WHAT TO PRODUCE: In the listing that follows, count each line where the word "JSON" appears; write nothing but the count.

###

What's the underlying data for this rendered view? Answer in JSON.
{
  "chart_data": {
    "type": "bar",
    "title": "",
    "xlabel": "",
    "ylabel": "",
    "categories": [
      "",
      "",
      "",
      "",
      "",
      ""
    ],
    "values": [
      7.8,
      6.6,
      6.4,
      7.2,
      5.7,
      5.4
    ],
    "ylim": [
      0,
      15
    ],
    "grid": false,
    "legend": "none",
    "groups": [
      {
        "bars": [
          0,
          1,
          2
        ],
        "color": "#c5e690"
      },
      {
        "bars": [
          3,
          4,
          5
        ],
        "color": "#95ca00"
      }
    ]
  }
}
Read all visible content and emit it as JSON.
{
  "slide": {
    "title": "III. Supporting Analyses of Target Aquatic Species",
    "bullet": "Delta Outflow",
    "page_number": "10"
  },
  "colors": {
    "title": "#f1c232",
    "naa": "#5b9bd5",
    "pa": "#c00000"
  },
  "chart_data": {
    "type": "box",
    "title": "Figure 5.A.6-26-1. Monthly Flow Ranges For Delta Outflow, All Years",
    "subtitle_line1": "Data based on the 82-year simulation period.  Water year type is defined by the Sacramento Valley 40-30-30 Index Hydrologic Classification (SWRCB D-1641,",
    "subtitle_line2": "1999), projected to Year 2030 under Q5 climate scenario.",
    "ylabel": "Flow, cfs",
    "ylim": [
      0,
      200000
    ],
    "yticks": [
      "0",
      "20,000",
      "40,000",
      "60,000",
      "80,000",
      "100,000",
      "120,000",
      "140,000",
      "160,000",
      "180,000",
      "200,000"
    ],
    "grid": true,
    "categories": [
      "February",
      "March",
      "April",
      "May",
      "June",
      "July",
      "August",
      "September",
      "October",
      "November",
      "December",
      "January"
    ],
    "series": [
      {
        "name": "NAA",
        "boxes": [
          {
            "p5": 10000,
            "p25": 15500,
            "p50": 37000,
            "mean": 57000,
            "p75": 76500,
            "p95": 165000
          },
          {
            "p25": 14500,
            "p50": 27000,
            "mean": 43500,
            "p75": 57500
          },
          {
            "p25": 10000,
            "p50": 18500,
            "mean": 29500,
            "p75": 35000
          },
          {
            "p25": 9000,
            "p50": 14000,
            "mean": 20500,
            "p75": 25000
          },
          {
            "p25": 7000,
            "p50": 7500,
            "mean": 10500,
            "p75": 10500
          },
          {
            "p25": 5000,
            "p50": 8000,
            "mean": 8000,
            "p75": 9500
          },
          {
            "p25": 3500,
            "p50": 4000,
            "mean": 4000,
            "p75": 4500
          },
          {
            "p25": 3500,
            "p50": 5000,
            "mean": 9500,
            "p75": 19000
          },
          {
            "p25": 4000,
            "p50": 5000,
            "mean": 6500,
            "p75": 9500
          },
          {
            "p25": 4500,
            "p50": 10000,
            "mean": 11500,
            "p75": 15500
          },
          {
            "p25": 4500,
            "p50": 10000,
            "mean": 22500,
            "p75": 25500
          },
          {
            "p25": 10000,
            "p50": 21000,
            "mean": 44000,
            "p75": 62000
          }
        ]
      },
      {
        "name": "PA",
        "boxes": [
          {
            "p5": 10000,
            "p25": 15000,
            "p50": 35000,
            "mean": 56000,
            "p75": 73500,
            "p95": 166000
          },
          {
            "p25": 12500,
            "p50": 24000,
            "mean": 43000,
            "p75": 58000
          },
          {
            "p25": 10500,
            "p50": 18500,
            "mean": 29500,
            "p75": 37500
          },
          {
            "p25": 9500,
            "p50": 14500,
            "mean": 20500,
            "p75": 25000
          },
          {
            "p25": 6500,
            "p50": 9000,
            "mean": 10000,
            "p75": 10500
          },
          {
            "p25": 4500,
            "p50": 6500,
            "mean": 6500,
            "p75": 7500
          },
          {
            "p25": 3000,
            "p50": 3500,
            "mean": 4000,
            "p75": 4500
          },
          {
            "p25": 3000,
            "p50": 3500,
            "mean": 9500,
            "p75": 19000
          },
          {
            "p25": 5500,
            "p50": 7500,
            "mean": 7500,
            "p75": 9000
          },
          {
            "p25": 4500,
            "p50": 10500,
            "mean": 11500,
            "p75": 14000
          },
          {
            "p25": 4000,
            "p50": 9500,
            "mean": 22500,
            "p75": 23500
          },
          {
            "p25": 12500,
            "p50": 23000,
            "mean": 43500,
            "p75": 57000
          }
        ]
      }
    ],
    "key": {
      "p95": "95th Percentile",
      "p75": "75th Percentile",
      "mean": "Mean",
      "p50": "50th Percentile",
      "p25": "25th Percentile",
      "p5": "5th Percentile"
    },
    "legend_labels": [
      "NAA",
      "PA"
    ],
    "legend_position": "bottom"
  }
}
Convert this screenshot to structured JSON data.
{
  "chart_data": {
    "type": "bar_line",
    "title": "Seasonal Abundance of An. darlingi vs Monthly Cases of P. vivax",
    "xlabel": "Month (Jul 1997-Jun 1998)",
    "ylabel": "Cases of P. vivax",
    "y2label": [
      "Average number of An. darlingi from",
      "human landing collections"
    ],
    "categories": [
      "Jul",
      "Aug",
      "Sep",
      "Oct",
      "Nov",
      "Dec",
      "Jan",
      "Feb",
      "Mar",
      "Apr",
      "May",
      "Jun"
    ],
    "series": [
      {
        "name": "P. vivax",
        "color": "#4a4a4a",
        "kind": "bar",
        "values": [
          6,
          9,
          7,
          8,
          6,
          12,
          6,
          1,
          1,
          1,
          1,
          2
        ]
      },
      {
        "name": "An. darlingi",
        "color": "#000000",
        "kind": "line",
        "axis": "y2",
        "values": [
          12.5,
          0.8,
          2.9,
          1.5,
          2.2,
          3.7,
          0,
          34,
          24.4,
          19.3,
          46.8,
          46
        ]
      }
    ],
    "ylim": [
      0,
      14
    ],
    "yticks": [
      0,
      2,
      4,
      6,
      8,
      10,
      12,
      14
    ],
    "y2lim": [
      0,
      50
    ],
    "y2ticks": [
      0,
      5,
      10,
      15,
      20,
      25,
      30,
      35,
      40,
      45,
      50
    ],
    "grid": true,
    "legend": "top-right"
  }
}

###

COMPLETE OUTPUT: 3